-- Goal --
Rewrite all of the records below with "bbox" changed to "bounding box" everywhere and everything else kept the same. Leave the pictures out of your answer.

-- Input --
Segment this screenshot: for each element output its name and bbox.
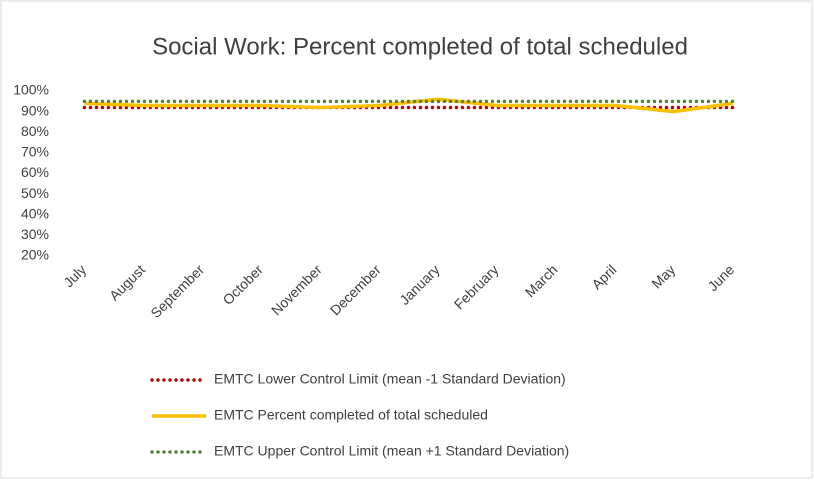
y-tick-label: 60% — [21, 164, 49, 180]
y-tick-label: 90% — [21, 102, 49, 118]
y-tick-label: 100% — [13, 82, 49, 98]
legend-label: EMTC Lower Control Limit (mean -1 Standa… — [214, 371, 566, 387]
legend-label: EMTC Percent completed of total schedule… — [214, 407, 488, 423]
chart-title: Social Work: Percent completed of total … — [152, 33, 688, 60]
legend-label: EMTC Upper Control Limit (mean +1 Standa… — [214, 443, 569, 459]
y-tick-label: 30% — [21, 226, 49, 242]
y-tick-label: 40% — [21, 205, 49, 221]
y-tick-label: 70% — [21, 144, 49, 160]
y-tick-label: 80% — [21, 123, 49, 139]
y-tick-label: 20% — [21, 247, 49, 263]
y-tick-label: 50% — [21, 185, 49, 201]
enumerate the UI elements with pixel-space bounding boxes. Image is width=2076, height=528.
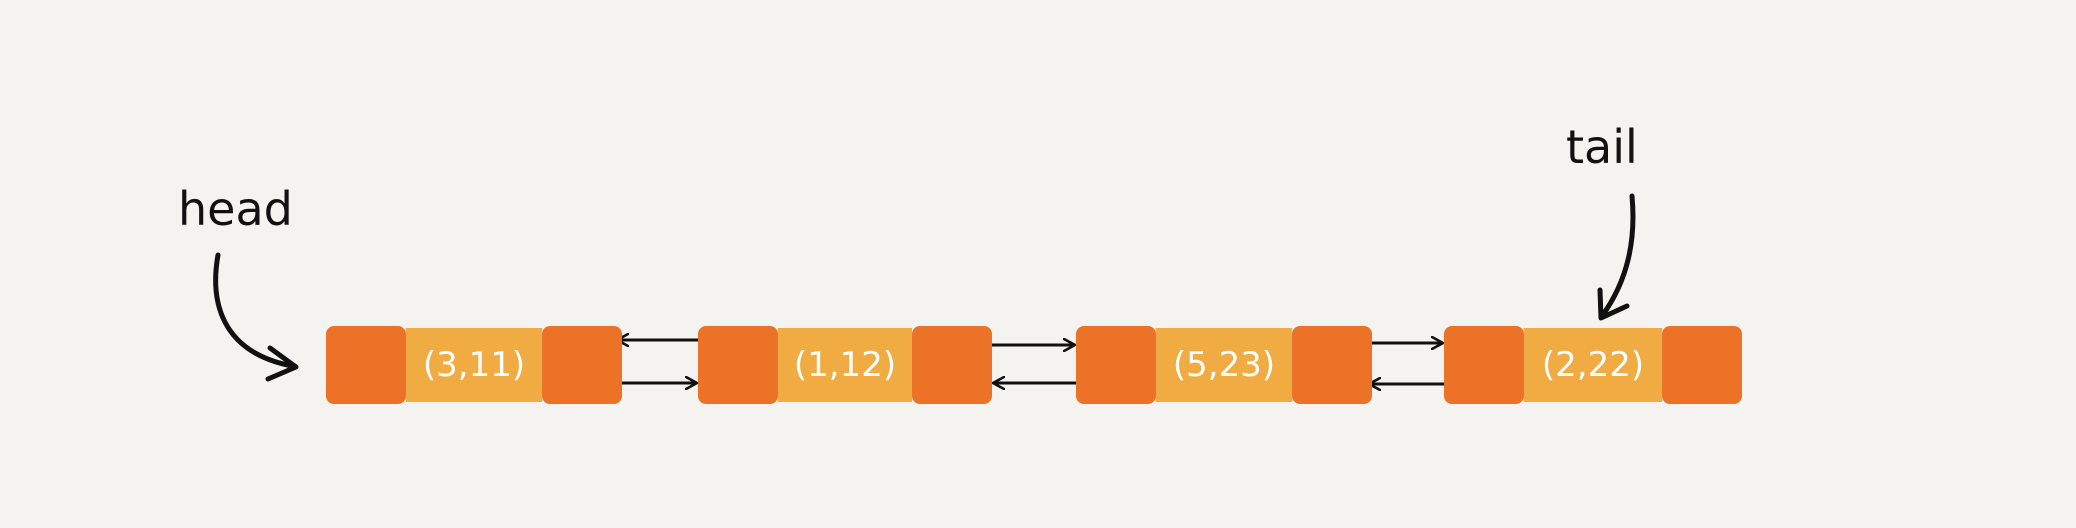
tail-pointer-arrow (1599, 193, 1636, 319)
next-pointer-cell (542, 326, 622, 404)
prev-pointer-cell (1076, 326, 1156, 404)
next-pointer-cell (912, 326, 992, 404)
data-cell: (5,23) (1156, 328, 1292, 402)
list-node: (1,12) (698, 326, 992, 404)
next-pointer-cell (1662, 326, 1742, 404)
prev-pointer-cell (698, 326, 778, 404)
node-data-text: (1,12) (793, 345, 897, 385)
list-node: (2,22) (1444, 326, 1742, 404)
tail-pointer-arrowhead (1597, 287, 1630, 321)
data-cell: (3,11) (406, 328, 542, 402)
list-node: (5,23) (1076, 326, 1372, 404)
prev-pointer-cell (1444, 326, 1524, 404)
prev-pointer-cell (326, 326, 406, 404)
head-pointer-arrowhead (265, 345, 299, 382)
next-pointer-cell (1292, 326, 1372, 404)
tail-label: tail (1566, 120, 1638, 174)
data-cell: (1,12) (778, 328, 912, 402)
node-data-text: (5,23) (1172, 345, 1276, 385)
node-data-text: (2,22) (1541, 345, 1645, 385)
node-data-text: (3,11) (422, 345, 526, 385)
head-pointer-arrow (213, 252, 295, 369)
data-cell: (2,22) (1524, 328, 1662, 402)
list-node: (3,11) (326, 326, 622, 404)
head-label: head (178, 182, 293, 236)
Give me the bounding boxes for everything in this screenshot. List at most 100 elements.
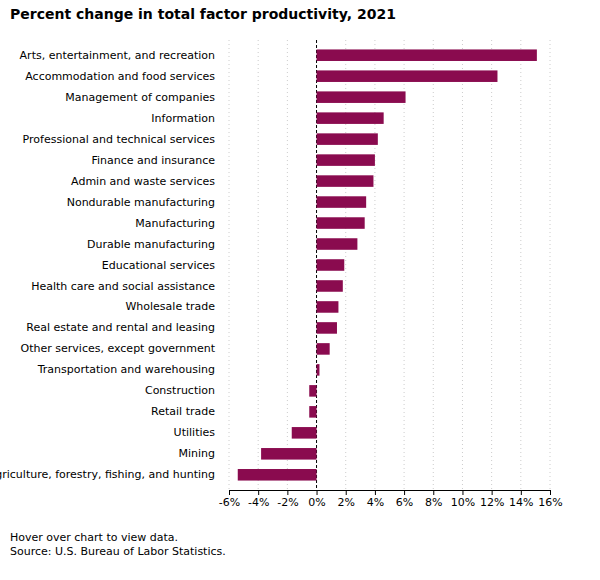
tick: Utilities [174, 426, 216, 439]
tick: Nondurable manufacturing [67, 196, 215, 209]
tick: 10% [451, 490, 475, 509]
tick: Wholesale trade [125, 300, 215, 313]
category-label: Construction [145, 384, 215, 397]
tick: Educational services [102, 259, 215, 272]
grid-line [520, 40, 521, 490]
grid-line [374, 40, 375, 490]
category-label: Manufacturing [135, 217, 215, 230]
tick: Accommodation and food services [25, 70, 215, 83]
grid-line [287, 40, 288, 490]
category-label: Retail trade [151, 405, 215, 418]
tick-label: 8% [425, 496, 442, 509]
grid-line [229, 40, 230, 490]
x-axis: -6% -4% -2% 0% 2% 4% 6% 8% 10% 12% 14% 16% [219, 490, 563, 509]
category-label: Utilities [174, 426, 216, 439]
tick-label: 4% [367, 496, 384, 509]
category-label: Other services, except government [21, 342, 216, 355]
tick: 6% [396, 490, 413, 509]
tick-mark [550, 490, 551, 495]
tick: Transportation and warehousing [37, 363, 215, 376]
bar [317, 301, 339, 313]
tick: Finance and insurance [91, 154, 215, 167]
tick-mark [229, 490, 230, 495]
bar [238, 469, 317, 481]
tick-mark [258, 490, 259, 495]
category-label: Mining [178, 447, 215, 460]
bar [317, 133, 378, 145]
tick-mark [287, 490, 288, 495]
tick: 2% [338, 490, 355, 509]
tick: 8% [425, 490, 442, 509]
bar [317, 175, 374, 187]
category-label: Arts, entertainment, and recreation [20, 49, 215, 62]
category-label: Professional and technical services [23, 133, 216, 146]
tick: -4% [248, 490, 269, 509]
tick-mark [521, 490, 522, 495]
grid-line [345, 40, 346, 490]
tick-mark [492, 490, 493, 495]
tick: 14% [509, 490, 533, 509]
bar [317, 70, 498, 82]
tick: Health care and social assistance [31, 279, 215, 292]
tick-mark [404, 490, 405, 495]
bar [317, 196, 367, 208]
category-label: Admin and waste services [71, 175, 215, 188]
bar [317, 217, 365, 229]
bar [292, 427, 317, 439]
tick-mark [433, 490, 434, 495]
category-label: Agriculture, forestry, fishing, and hunt… [0, 468, 215, 481]
tick: Retail trade [151, 405, 215, 418]
bar [317, 238, 358, 250]
tick: Construction [145, 384, 215, 397]
bar [317, 112, 384, 124]
plot: -6% -4% -2% 0% 2% 4% 6% 8% 10% 12% 14% 16% Arts, ent… [0, 40, 563, 509]
tick-label: 14% [509, 496, 533, 509]
tick-label: 6% [396, 496, 413, 509]
grid [229, 40, 550, 490]
tick: Other services, except government [21, 342, 216, 355]
bar [317, 343, 330, 355]
category-label: Educational services [102, 259, 215, 272]
category-label: Management of companies [65, 91, 215, 104]
tick: Mining [178, 447, 215, 460]
tick: Agriculture, forestry, fishing, and hunt… [0, 468, 215, 481]
category-label: Nondurable manufacturing [67, 196, 215, 209]
tick: 4% [367, 490, 384, 509]
tick: Real estate and rental and leasing [26, 321, 215, 334]
bar [309, 406, 316, 418]
tick: Management of companies [65, 91, 215, 104]
tick-label: -6% [219, 496, 240, 509]
tick: Information [151, 112, 215, 125]
bars [238, 49, 537, 480]
chart: Percent change in total factor productiv… [0, 0, 600, 580]
bar [309, 385, 316, 397]
tick: -2% [277, 490, 298, 509]
footnote: Source: U.S. Bureau of Labor Statistics. [10, 545, 226, 558]
category-label: Transportation and warehousing [37, 363, 215, 376]
bar [317, 154, 375, 166]
tick: Admin and waste services [71, 175, 215, 188]
category-label: Wholesale trade [125, 300, 215, 313]
tick: Arts, entertainment, and recreation [20, 49, 215, 62]
category-label: Accommodation and food services [25, 70, 215, 83]
category-label: Information [151, 112, 215, 125]
title: Percent change in total factor productiv… [10, 6, 396, 22]
grid-line [433, 40, 434, 490]
tick-label: -2% [277, 496, 298, 509]
tick-label: 0% [308, 496, 325, 509]
bar [317, 322, 337, 334]
bar [317, 259, 345, 271]
bar [317, 364, 320, 376]
tick: 16% [538, 490, 562, 509]
tick-label: 2% [338, 496, 355, 509]
grid-line [404, 40, 405, 490]
tick: 12% [480, 490, 504, 509]
category-label: Durable manufacturing [87, 238, 215, 251]
bar [317, 280, 343, 292]
tick-mark [346, 490, 347, 495]
tick-mark [462, 490, 463, 495]
tick-label: 10% [451, 496, 475, 509]
grid-line [491, 40, 492, 490]
tick: Manufacturing [135, 217, 215, 230]
bar [317, 49, 537, 61]
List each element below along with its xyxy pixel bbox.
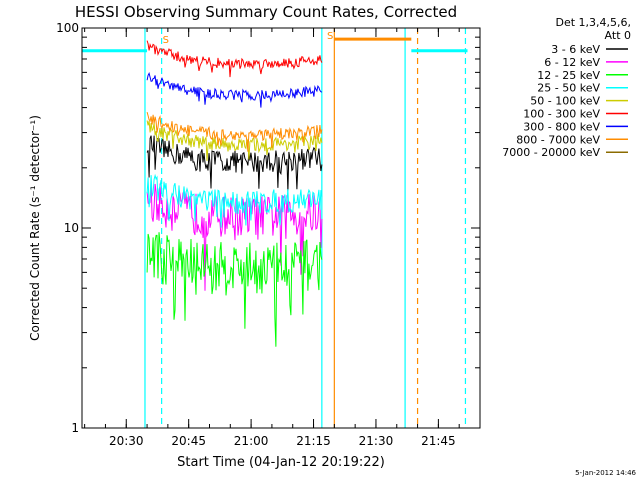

-- Response to this exercise --
Segment this screenshot: for each element output its name and bounding box.
y-tick-label: 60% — [21, 164, 49, 180]
y-tick-label: 90% — [21, 102, 49, 118]
y-tick-label: 100% — [13, 82, 49, 98]
legend-label: EMTC Lower Control Limit (mean -1 Standa… — [214, 371, 566, 387]
legend-label: EMTC Percent completed of total schedule… — [214, 407, 488, 423]
chart-title: Social Work: Percent completed of total … — [152, 33, 688, 60]
legend-label: EMTC Upper Control Limit (mean +1 Standa… — [214, 443, 569, 459]
y-tick-label: 30% — [21, 226, 49, 242]
y-tick-label: 40% — [21, 205, 49, 221]
y-tick-label: 70% — [21, 144, 49, 160]
y-tick-label: 80% — [21, 123, 49, 139]
y-tick-label: 20% — [21, 247, 49, 263]
y-tick-label: 50% — [21, 185, 49, 201]
enumerate the UI elements with pixel-space bounding boxes. Image is width=2076, height=528.
tail-pointer-arrow (1599, 193, 1636, 319)
next-pointer-cell (542, 326, 622, 404)
prev-pointer-cell (1076, 326, 1156, 404)
next-pointer-cell (912, 326, 992, 404)
data-cell: (5,23) (1156, 328, 1292, 402)
list-node: (1,12) (698, 326, 992, 404)
next-pointer-cell (1662, 326, 1742, 404)
prev-pointer-cell (698, 326, 778, 404)
node-data-text: (1,12) (793, 345, 897, 385)
list-node: (2,22) (1444, 326, 1742, 404)
tail-pointer-arrowhead (1597, 287, 1630, 321)
data-cell: (3,11) (406, 328, 542, 402)
list-node: (5,23) (1076, 326, 1372, 404)
prev-pointer-cell (1444, 326, 1524, 404)
prev-pointer-cell (326, 326, 406, 404)
head-pointer-arrowhead (265, 345, 299, 382)
next-pointer-cell (1292, 326, 1372, 404)
tail-label: tail (1566, 120, 1638, 174)
data-cell: (1,12) (778, 328, 912, 402)
node-data-text: (5,23) (1172, 345, 1276, 385)
node-data-text: (2,22) (1541, 345, 1645, 385)
node-data-text: (3,11) (422, 345, 526, 385)
head-pointer-arrow (213, 252, 295, 369)
data-cell: (2,22) (1524, 328, 1662, 402)
list-node: (3,11) (326, 326, 622, 404)
head-label: head (178, 182, 293, 236)
Give me the bounding boxes for everything in this screenshot. List at most 100 elements.
tick: Utilities [174, 426, 216, 439]
tick: Nondurable manufacturing [67, 196, 215, 209]
tick: 10% [451, 490, 475, 509]
tick: Wholesale trade [125, 300, 215, 313]
category-label: Construction [145, 384, 215, 397]
tick: Educational services [102, 259, 215, 272]
grid-line [520, 40, 521, 490]
grid-line [374, 40, 375, 490]
category-label: Manufacturing [135, 217, 215, 230]
tick: Accommodation and food services [25, 70, 215, 83]
grid-line [287, 40, 288, 490]
category-label: Retail trade [151, 405, 215, 418]
tick-label: 8% [425, 496, 442, 509]
grid-line [229, 40, 230, 490]
x-axis: -6% -4% -2% 0% 2% 4% 6% 8% 10% 12% 14% 16% [219, 490, 563, 509]
category-label: Utilities [174, 426, 216, 439]
tick-label: 4% [367, 496, 384, 509]
category-label: Other services, except government [21, 342, 216, 355]
tick: 6% [396, 490, 413, 509]
tick-mark [550, 490, 551, 495]
tick: Transportation and warehousing [37, 363, 215, 376]
bar [317, 301, 339, 313]
tick: Finance and insurance [91, 154, 215, 167]
tick-mark [229, 490, 230, 495]
bar [238, 469, 317, 481]
tick-mark [258, 490, 259, 495]
category-label: Mining [178, 447, 215, 460]
bar [317, 133, 378, 145]
tick-mark [287, 490, 288, 495]
tick: 2% [338, 490, 355, 509]
tick: 8% [425, 490, 442, 509]
bar [317, 175, 374, 187]
category-label: Arts, entertainment, and recreation [20, 49, 215, 62]
category-label: Professional and technical services [23, 133, 216, 146]
tick: -4% [248, 490, 269, 509]
tick-mark [521, 490, 522, 495]
grid-line [345, 40, 346, 490]
tick-mark [492, 490, 493, 495]
tick: 14% [509, 490, 533, 509]
bar [317, 70, 498, 82]
tick: Health care and social assistance [31, 279, 215, 292]
tick-mark [404, 490, 405, 495]
bar [317, 196, 367, 208]
category-label: Admin and waste services [71, 175, 215, 188]
bar [317, 217, 365, 229]
bar [292, 427, 317, 439]
tick-mark [433, 490, 434, 495]
category-label: Agriculture, forestry, fishing, and hunt… [0, 468, 215, 481]
tick: Retail trade [151, 405, 215, 418]
bar [317, 238, 358, 250]
tick: Construction [145, 384, 215, 397]
bar [317, 112, 384, 124]
plot: -6% -4% -2% 0% 2% 4% 6% 8% 10% 12% 14% 16% Arts, ent… [0, 40, 563, 509]
tick-label: 14% [509, 496, 533, 509]
tick-label: 6% [396, 496, 413, 509]
grid [229, 40, 550, 490]
tick: Other services, except government [21, 342, 216, 355]
bar [317, 343, 330, 355]
category-label: Educational services [102, 259, 215, 272]
category-label: Management of companies [65, 91, 215, 104]
tick: Mining [178, 447, 215, 460]
tick: Agriculture, forestry, fishing, and hunt… [0, 468, 215, 481]
category-label: Nondurable manufacturing [67, 196, 215, 209]
tick: 4% [367, 490, 384, 509]
tick: Real estate and rental and leasing [26, 321, 215, 334]
bar [309, 406, 316, 418]
tick: Management of companies [65, 91, 215, 104]
tick-label: -6% [219, 496, 240, 509]
tick: Information [151, 112, 215, 125]
bars [238, 49, 537, 480]
chart: Percent change in total factor productiv… [0, 0, 600, 580]
bar [309, 385, 316, 397]
tick: -2% [277, 490, 298, 509]
footnote: Source: U.S. Bureau of Labor Statistics. [10, 545, 226, 558]
category-label: Transportation and warehousing [37, 363, 215, 376]
bar [317, 154, 375, 166]
tick: Admin and waste services [71, 175, 215, 188]
category-label: Wholesale trade [125, 300, 215, 313]
tick: Arts, entertainment, and recreation [20, 49, 215, 62]
category-label: Accommodation and food services [25, 70, 215, 83]
category-label: Information [151, 112, 215, 125]
title: Percent change in total factor productiv… [10, 6, 396, 22]
grid-line [433, 40, 434, 490]
tick-label: -2% [277, 496, 298, 509]
tick-label: 0% [308, 496, 325, 509]
bar [317, 322, 337, 334]
bar [317, 259, 345, 271]
bar [317, 364, 320, 376]
tick: 16% [538, 490, 562, 509]
tick-label: 2% [338, 496, 355, 509]
grid-line [404, 40, 405, 490]
tick: 12% [480, 490, 504, 509]
category-label: Durable manufacturing [87, 238, 215, 251]
bar [317, 280, 343, 292]
tick-mark [346, 490, 347, 495]
tick-mark [462, 490, 463, 495]
tick-label: 10% [451, 496, 475, 509]
grid-line [491, 40, 492, 490]
tick: Manufacturing [135, 217, 215, 230]
bar [317, 49, 537, 61]
List each element below along with its xyxy pixel bounding box.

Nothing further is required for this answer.